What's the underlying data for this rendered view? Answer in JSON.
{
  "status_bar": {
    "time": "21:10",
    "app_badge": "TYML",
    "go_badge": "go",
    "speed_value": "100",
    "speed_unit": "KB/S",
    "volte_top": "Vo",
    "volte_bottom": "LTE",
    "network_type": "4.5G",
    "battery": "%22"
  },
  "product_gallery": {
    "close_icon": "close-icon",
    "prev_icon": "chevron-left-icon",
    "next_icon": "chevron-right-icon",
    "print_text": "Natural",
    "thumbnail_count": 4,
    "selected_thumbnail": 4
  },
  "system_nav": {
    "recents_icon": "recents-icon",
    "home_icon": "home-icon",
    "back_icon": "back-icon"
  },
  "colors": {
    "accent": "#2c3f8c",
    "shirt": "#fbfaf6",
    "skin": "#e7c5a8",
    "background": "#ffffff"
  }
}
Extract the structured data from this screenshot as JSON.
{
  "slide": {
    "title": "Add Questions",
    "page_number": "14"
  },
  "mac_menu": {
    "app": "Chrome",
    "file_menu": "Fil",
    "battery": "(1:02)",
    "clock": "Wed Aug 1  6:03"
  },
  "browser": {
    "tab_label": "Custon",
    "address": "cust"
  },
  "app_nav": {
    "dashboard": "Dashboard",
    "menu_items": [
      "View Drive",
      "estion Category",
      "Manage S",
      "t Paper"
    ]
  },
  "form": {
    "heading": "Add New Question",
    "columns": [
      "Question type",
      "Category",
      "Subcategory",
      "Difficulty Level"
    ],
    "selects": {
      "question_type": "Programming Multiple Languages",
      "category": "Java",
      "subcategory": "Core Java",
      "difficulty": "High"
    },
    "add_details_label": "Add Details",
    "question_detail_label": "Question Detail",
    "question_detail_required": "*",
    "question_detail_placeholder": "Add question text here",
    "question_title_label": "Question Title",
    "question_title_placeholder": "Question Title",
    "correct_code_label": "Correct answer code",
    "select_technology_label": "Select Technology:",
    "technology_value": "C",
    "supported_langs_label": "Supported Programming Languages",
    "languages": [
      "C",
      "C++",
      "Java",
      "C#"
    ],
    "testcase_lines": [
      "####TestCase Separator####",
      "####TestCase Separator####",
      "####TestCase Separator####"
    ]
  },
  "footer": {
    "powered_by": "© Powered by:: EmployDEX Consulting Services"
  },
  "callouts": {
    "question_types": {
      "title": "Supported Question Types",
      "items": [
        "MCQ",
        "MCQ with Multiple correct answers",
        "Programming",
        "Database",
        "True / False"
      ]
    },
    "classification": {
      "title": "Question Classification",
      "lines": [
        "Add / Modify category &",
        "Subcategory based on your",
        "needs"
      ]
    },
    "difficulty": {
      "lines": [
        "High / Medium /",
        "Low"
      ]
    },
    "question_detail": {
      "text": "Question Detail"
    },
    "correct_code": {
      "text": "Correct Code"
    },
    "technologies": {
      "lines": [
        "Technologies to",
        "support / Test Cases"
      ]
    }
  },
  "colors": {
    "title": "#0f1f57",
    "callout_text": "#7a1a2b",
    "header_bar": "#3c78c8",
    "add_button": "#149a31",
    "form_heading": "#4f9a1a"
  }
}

### Exercise directions
Search the preceding listing for "Multiple" and extract every line where it is found.

### Answer
      "question_type": "Programming Multiple Languages",
        "MCQ with Multiple correct answers",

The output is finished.